* Task to carry out
Set down each line of the material that follows, exactly, with no pictures.

* Material for this task

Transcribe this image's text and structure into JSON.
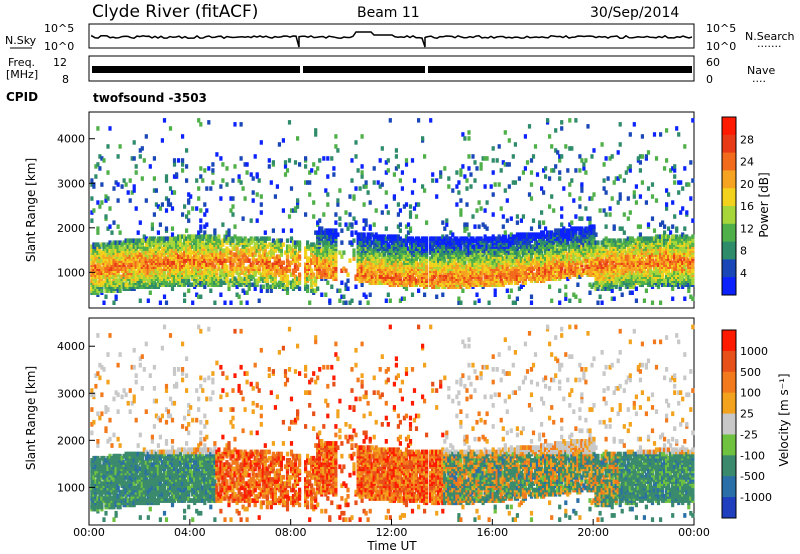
{
  "header": {
    "title": "Clyde River (fitACF)",
    "beam": "Beam 11",
    "date": "30/Sep/2014"
  },
  "panels": {
    "nsky_label": "N.Sky",
    "nsky_ticks": [
      "10^5",
      "10^0"
    ],
    "nsearch_label": "N.Search",
    "nsearch_ticks": [
      "10^5",
      "10^0"
    ],
    "freq_label": "Freq.",
    "freq_unit": "[MHz]",
    "freq_ticks": [
      "12",
      "8"
    ],
    "nave_label": "Nave",
    "nave_ticks": [
      "60",
      "0"
    ],
    "cpid_label": "CPID",
    "cpid_value": "twofsound -3503"
  },
  "chart_data": [
    {
      "type": "heatmap",
      "title": "",
      "xlabel": "",
      "ylabel": "Slant Range [km]",
      "x_ticks": [
        "00:00",
        "04:00",
        "08:00",
        "12:00",
        "16:00",
        "20:00",
        "00:00"
      ],
      "xlim": [
        0,
        24
      ],
      "ylim": [
        200,
        4600
      ],
      "y_ticks": [
        1000,
        2000,
        3000,
        4000
      ],
      "colorbar_label": "Power [dB]",
      "colorbar_ticks": [
        4,
        8,
        12,
        16,
        20,
        24,
        28
      ],
      "colorbar_colors": [
        "#0b22ff",
        "#1a47b8",
        "#2f8c6a",
        "#4fb04a",
        "#a6d63a",
        "#f2d21c",
        "#f7a322",
        "#f26b1d",
        "#e83a16",
        "#ff1a00"
      ],
      "description_series": [
        {
          "name": "",
          "x": [
            0,
            2,
            4,
            6,
            8,
            10,
            12,
            14,
            16,
            18,
            20,
            22,
            24
          ],
          "y": [
            900,
            1000,
            1100,
            1200,
            1400,
            1500,
            1300,
            1500,
            1700,
            1600,
            1400,
            1200,
            900
          ]
        }
      ]
    },
    {
      "type": "heatmap",
      "title": "",
      "xlabel": "Time UT",
      "ylabel": "Slant Range [km]",
      "x_ticks": [
        "00:00",
        "04:00",
        "08:00",
        "12:00",
        "16:00",
        "20:00",
        "00:00"
      ],
      "xlim": [
        0,
        24
      ],
      "ylim": [
        200,
        4600
      ],
      "y_ticks": [
        1000,
        2000,
        3000,
        4000
      ],
      "colorbar_label": "Velocity [m s⁻¹]",
      "colorbar_ticks": [
        "1000",
        "500",
        "100",
        "25",
        "-25",
        "-100",
        "-500",
        "-1000"
      ],
      "colorbar_colors": [
        "#1f3fbf",
        "#2a6fa8",
        "#3b8a6e",
        "#6fc23f",
        "#c8c8c8",
        "#f2a21c",
        "#f27a1c",
        "#e8501a",
        "#ff1a00"
      ]
    }
  ]
}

* Exercise solution
Transcribe this image's text and structure into JSON.
{
  "header": {
    "title": "Clyde River (fitACF)",
    "beam": "Beam 11",
    "date": "30/Sep/2014"
  },
  "panels": {
    "nsky_label": "N.Sky",
    "nsky_ticks": [
      "10^5",
      "10^0"
    ],
    "nsearch_label": "N.Search",
    "nsearch_ticks": [
      "10^5",
      "10^0"
    ],
    "freq_label": "Freq.",
    "freq_unit": "[MHz]",
    "freq_ticks": [
      "12",
      "8"
    ],
    "nave_label": "Nave",
    "nave_ticks": [
      "60",
      "0"
    ],
    "cpid_label": "CPID",
    "cpid_value": "twofsound -3503"
  },
  "chart_data": [
    {
      "type": "heatmap",
      "title": "",
      "xlabel": "",
      "ylabel": "Slant Range [km]",
      "x_ticks": [
        "00:00",
        "04:00",
        "08:00",
        "12:00",
        "16:00",
        "20:00",
        "00:00"
      ],
      "xlim": [
        0,
        24
      ],
      "ylim": [
        200,
        4600
      ],
      "y_ticks": [
        1000,
        2000,
        3000,
        4000
      ],
      "colorbar_label": "Power [dB]",
      "colorbar_ticks": [
        4,
        8,
        12,
        16,
        20,
        24,
        28
      ],
      "colorbar_colors": [
        "#0b22ff",
        "#1a47b8",
        "#2f8c6a",
        "#4fb04a",
        "#a6d63a",
        "#f2d21c",
        "#f7a322",
        "#f26b1d",
        "#e83a16",
        "#ff1a00"
      ],
      "description_series": [
        {
          "name": "",
          "x": [
            0,
            2,
            4,
            6,
            8,
            10,
            12,
            14,
            16,
            18,
            20,
            22,
            24
          ],
          "y": [
            900,
            1000,
            1100,
            1200,
            1400,
            1500,
            1300,
            1500,
            1700,
            1600,
            1400,
            1200,
            900
          ]
        }
      ]
    },
    {
      "type": "heatmap",
      "title": "",
      "xlabel": "Time UT",
      "ylabel": "Slant Range [km]",
      "x_ticks": [
        "00:00",
        "04:00",
        "08:00",
        "12:00",
        "16:00",
        "20:00",
        "00:00"
      ],
      "xlim": [
        0,
        24
      ],
      "ylim": [
        200,
        4600
      ],
      "y_ticks": [
        1000,
        2000,
        3000,
        4000
      ],
      "colorbar_label": "Velocity [m s⁻¹]",
      "colorbar_ticks": [
        "1000",
        "500",
        "100",
        "25",
        "-25",
        "-100",
        "-500",
        "-1000"
      ],
      "colorbar_colors": [
        "#1f3fbf",
        "#2a6fa8",
        "#3b8a6e",
        "#6fc23f",
        "#c8c8c8",
        "#f2a21c",
        "#f27a1c",
        "#e8501a",
        "#ff1a00"
      ]
    }
  ]
}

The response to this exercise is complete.